--- Extracted information ---
=======

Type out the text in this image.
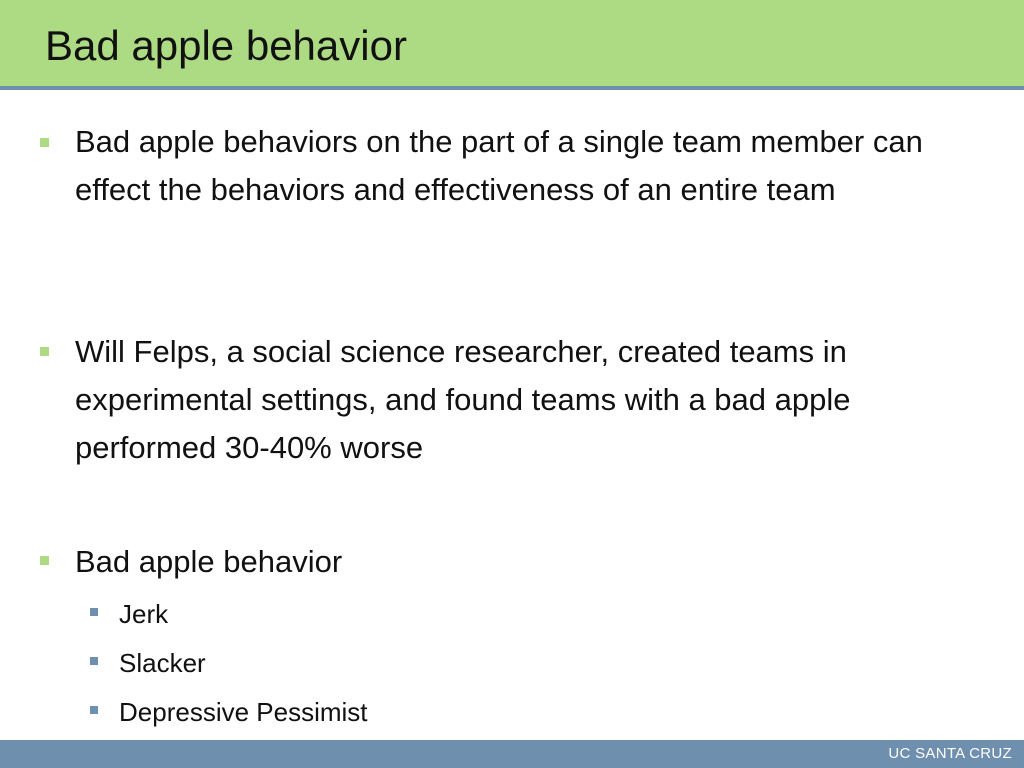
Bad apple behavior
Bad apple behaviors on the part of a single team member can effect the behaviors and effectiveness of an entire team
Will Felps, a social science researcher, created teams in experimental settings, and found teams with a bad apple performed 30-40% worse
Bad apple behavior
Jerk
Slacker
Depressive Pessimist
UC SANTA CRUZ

=======

--- What needs to be done ---
Omit the pictures, then quote the rest of the material above exactly.

--- Task response ---
Type out the text in this image.
Bad apple behavior
Bad apple behaviors on the part of a single team member can effect the behaviors and effectiveness of an entire team
Will Felps, a social science researcher, created teams in experimental settings, and found teams with a bad apple performed 30-40% worse
Bad apple behavior
Jerk
Slacker
Depressive Pessimist
UC SANTA CRUZ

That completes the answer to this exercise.